## Written instruction
Pull out every line below holding the word "cheese".

_ _ _

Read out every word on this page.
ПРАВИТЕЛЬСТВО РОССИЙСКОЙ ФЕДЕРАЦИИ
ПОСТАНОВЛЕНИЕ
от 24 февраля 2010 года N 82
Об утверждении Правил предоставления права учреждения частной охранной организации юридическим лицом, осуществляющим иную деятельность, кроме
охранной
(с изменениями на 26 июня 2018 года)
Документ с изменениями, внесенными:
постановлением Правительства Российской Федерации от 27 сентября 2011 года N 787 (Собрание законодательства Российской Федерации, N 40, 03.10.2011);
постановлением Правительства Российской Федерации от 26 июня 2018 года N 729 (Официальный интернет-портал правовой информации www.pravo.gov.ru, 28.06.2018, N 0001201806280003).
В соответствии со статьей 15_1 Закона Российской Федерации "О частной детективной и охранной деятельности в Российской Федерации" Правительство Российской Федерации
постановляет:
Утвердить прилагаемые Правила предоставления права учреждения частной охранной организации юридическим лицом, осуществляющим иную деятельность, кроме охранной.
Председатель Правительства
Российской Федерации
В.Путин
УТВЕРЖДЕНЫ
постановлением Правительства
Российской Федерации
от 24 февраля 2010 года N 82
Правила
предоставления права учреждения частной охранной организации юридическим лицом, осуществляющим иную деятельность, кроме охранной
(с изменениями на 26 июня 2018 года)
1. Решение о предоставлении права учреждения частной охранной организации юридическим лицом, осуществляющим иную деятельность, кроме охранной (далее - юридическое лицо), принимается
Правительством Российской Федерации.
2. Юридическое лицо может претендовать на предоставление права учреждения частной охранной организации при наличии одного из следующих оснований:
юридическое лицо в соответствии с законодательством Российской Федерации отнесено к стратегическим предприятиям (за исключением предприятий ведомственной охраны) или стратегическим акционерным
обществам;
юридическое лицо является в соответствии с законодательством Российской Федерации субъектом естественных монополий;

_ _ _

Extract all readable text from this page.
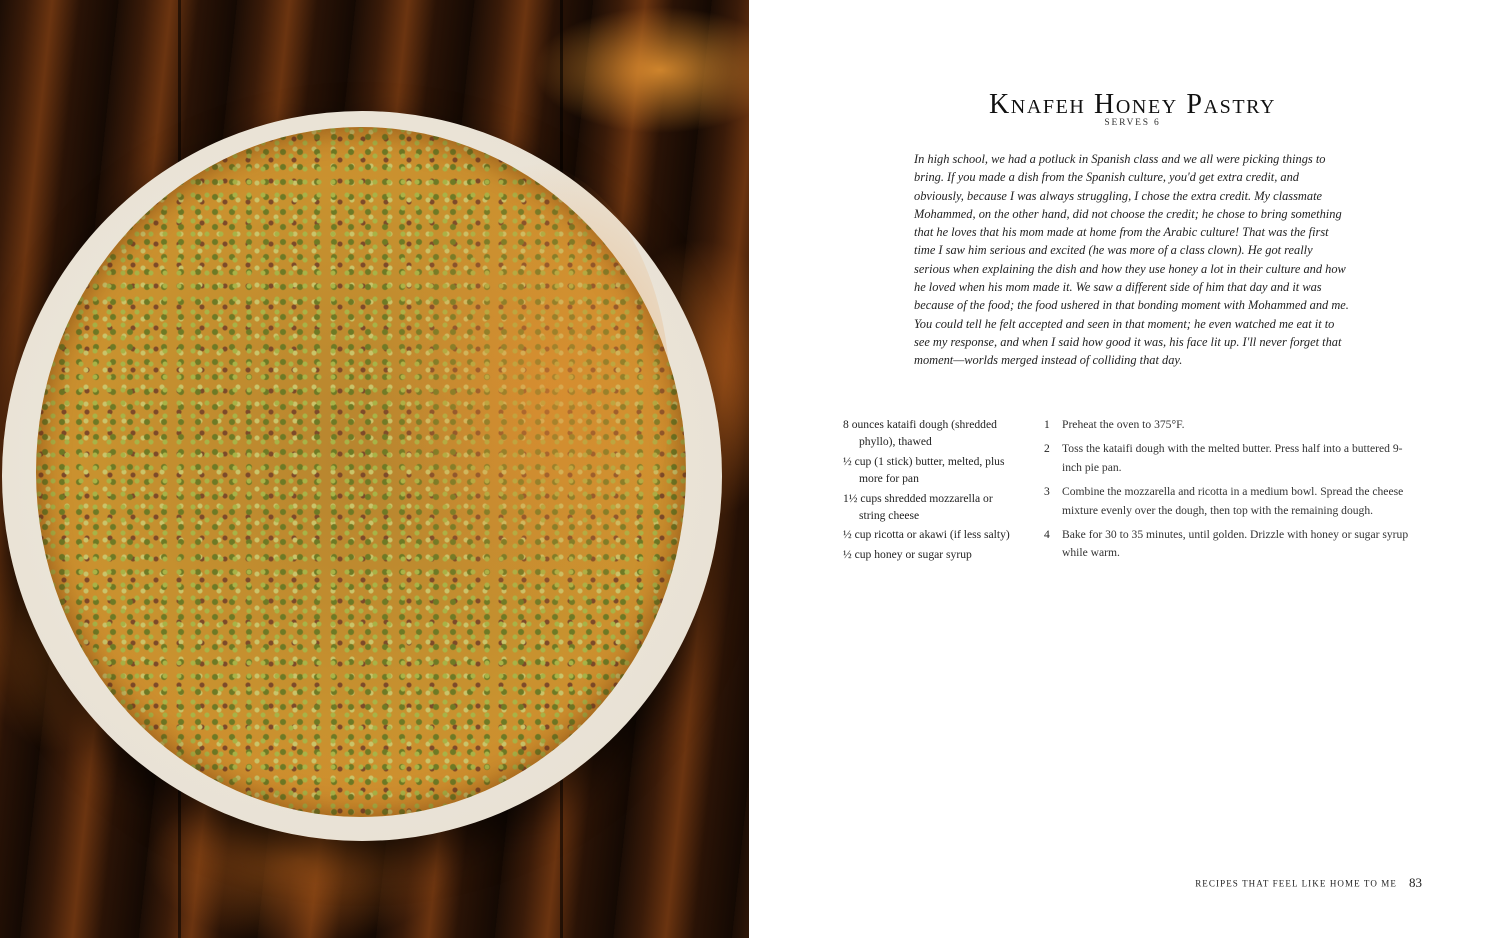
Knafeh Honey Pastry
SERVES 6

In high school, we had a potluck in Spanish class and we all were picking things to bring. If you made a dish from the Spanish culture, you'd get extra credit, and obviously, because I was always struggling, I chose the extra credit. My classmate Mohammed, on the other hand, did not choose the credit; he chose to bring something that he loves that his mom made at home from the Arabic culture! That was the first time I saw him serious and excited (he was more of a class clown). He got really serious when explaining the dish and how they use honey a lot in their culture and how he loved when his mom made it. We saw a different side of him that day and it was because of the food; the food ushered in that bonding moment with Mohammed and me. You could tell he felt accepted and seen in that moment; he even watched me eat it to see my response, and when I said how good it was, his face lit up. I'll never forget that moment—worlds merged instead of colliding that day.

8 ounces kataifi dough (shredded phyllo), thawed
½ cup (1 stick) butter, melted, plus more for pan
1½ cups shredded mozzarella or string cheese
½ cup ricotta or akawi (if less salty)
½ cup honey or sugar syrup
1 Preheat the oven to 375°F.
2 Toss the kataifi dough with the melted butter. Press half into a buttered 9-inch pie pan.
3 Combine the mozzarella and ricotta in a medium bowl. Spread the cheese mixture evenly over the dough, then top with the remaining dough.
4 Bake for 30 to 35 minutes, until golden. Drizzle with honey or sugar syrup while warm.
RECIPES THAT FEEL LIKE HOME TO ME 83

_ _ _

## Reply to the task
1½ cups shredded mozzarella or string cheese
3 Combine the mozzarella and ricotta in a medium bowl. Spread the cheese mixture evenly over the dough, then top with the remaining dough.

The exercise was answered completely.